What is asked. Would you copy out the whole listing exactly as given?

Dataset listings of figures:
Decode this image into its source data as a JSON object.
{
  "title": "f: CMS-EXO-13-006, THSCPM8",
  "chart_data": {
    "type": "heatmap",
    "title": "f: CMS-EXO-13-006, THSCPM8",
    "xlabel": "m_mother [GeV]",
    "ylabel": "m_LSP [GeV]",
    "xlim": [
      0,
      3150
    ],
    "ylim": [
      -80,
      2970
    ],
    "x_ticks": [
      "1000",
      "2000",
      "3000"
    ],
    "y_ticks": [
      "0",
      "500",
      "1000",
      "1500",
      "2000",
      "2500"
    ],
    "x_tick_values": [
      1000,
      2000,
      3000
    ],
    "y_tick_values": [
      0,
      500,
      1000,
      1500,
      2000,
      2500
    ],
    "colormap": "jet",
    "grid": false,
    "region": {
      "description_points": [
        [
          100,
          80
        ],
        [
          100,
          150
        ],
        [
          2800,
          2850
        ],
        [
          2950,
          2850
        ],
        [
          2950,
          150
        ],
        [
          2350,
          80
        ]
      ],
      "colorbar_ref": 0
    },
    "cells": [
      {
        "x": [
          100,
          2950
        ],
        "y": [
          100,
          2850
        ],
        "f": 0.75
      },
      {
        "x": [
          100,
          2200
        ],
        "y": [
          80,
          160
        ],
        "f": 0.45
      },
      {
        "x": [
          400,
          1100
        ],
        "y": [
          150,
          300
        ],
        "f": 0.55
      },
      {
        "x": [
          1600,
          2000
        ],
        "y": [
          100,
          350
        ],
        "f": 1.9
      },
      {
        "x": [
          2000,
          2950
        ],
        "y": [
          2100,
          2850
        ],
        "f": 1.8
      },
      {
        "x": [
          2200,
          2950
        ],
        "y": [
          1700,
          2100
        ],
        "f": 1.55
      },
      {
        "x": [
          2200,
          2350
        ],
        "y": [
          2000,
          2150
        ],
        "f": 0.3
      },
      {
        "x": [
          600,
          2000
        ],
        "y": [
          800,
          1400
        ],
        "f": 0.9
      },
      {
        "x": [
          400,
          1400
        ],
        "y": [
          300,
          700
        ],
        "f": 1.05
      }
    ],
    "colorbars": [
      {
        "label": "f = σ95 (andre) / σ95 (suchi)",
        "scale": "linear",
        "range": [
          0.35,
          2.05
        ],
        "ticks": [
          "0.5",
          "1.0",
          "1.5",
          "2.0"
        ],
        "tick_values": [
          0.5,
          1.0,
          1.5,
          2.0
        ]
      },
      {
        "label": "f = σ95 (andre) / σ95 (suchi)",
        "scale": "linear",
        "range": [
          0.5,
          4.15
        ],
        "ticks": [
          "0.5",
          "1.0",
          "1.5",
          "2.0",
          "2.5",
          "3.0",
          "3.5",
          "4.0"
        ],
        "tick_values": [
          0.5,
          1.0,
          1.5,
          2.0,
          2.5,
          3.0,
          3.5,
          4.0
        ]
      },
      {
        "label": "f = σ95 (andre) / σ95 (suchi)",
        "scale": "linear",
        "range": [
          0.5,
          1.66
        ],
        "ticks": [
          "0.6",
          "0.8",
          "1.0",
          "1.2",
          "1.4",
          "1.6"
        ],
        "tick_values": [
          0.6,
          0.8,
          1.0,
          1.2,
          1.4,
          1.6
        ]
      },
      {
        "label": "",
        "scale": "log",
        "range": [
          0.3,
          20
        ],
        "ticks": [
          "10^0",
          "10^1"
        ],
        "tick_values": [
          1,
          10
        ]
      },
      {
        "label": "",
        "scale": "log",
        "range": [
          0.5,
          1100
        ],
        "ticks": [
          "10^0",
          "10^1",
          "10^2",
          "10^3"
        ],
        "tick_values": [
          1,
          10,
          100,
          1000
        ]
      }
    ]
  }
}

Full answer.
Decode this image into its source data as a JSON object.
{
  "title": "f: CMS-EXO-13-006, THSCPM8",
  "chart_data": {
    "type": "heatmap",
    "title": "f: CMS-EXO-13-006, THSCPM8",
    "xlabel": "m_mother [GeV]",
    "ylabel": "m_LSP [GeV]",
    "xlim": [
      0,
      3150
    ],
    "ylim": [
      -80,
      2970
    ],
    "x_ticks": [
      "1000",
      "2000",
      "3000"
    ],
    "y_ticks": [
      "0",
      "500",
      "1000",
      "1500",
      "2000",
      "2500"
    ],
    "x_tick_values": [
      1000,
      2000,
      3000
    ],
    "y_tick_values": [
      0,
      500,
      1000,
      1500,
      2000,
      2500
    ],
    "colormap": "jet",
    "grid": false,
    "region": {
      "description_points": [
        [
          100,
          80
        ],
        [
          100,
          150
        ],
        [
          2800,
          2850
        ],
        [
          2950,
          2850
        ],
        [
          2950,
          150
        ],
        [
          2350,
          80
        ]
      ],
      "colorbar_ref": 0
    },
    "cells": [
      {
        "x": [
          100,
          2950
        ],
        "y": [
          100,
          2850
        ],
        "f": 0.75
      },
      {
        "x": [
          100,
          2200
        ],
        "y": [
          80,
          160
        ],
        "f": 0.45
      },
      {
        "x": [
          400,
          1100
        ],
        "y": [
          150,
          300
        ],
        "f": 0.55
      },
      {
        "x": [
          1600,
          2000
        ],
        "y": [
          100,
          350
        ],
        "f": 1.9
      },
      {
        "x": [
          2000,
          2950
        ],
        "y": [
          2100,
          2850
        ],
        "f": 1.8
      },
      {
        "x": [
          2200,
          2950
        ],
        "y": [
          1700,
          2100
        ],
        "f": 1.55
      },
      {
        "x": [
          2200,
          2350
        ],
        "y": [
          2000,
          2150
        ],
        "f": 0.3
      },
      {
        "x": [
          600,
          2000
        ],
        "y": [
          800,
          1400
        ],
        "f": 0.9
      },
      {
        "x": [
          400,
          1400
        ],
        "y": [
          300,
          700
        ],
        "f": 1.05
      }
    ],
    "colorbars": [
      {
        "label": "f = σ95 (andre) / σ95 (suchi)",
        "scale": "linear",
        "range": [
          0.35,
          2.05
        ],
        "ticks": [
          "0.5",
          "1.0",
          "1.5",
          "2.0"
        ],
        "tick_values": [
          0.5,
          1.0,
          1.5,
          2.0
        ]
      },
      {
        "label": "f = σ95 (andre) / σ95 (suchi)",
        "scale": "linear",
        "range": [
          0.5,
          4.15
        ],
        "ticks": [
          "0.5",
          "1.0",
          "1.5",
          "2.0",
          "2.5",
          "3.0",
          "3.5",
          "4.0"
        ],
        "tick_values": [
          0.5,
          1.0,
          1.5,
          2.0,
          2.5,
          3.0,
          3.5,
          4.0
        ]
      },
      {
        "label": "f = σ95 (andre) / σ95 (suchi)",
        "scale": "linear",
        "range": [
          0.5,
          1.66
        ],
        "ticks": [
          "0.6",
          "0.8",
          "1.0",
          "1.2",
          "1.4",
          "1.6"
        ],
        "tick_values": [
          0.6,
          0.8,
          1.0,
          1.2,
          1.4,
          1.6
        ]
      },
      {
        "label": "",
        "scale": "log",
        "range": [
          0.3,
          20
        ],
        "ticks": [
          "10^0",
          "10^1"
        ],
        "tick_values": [
          1,
          10
        ]
      },
      {
        "label": "",
        "scale": "log",
        "range": [
          0.5,
          1100
        ],
        "ticks": [
          "10^0",
          "10^1",
          "10^2",
          "10^3"
        ],
        "tick_values": [
          1,
          10,
          100,
          1000
        ]
      }
    ]
  }
}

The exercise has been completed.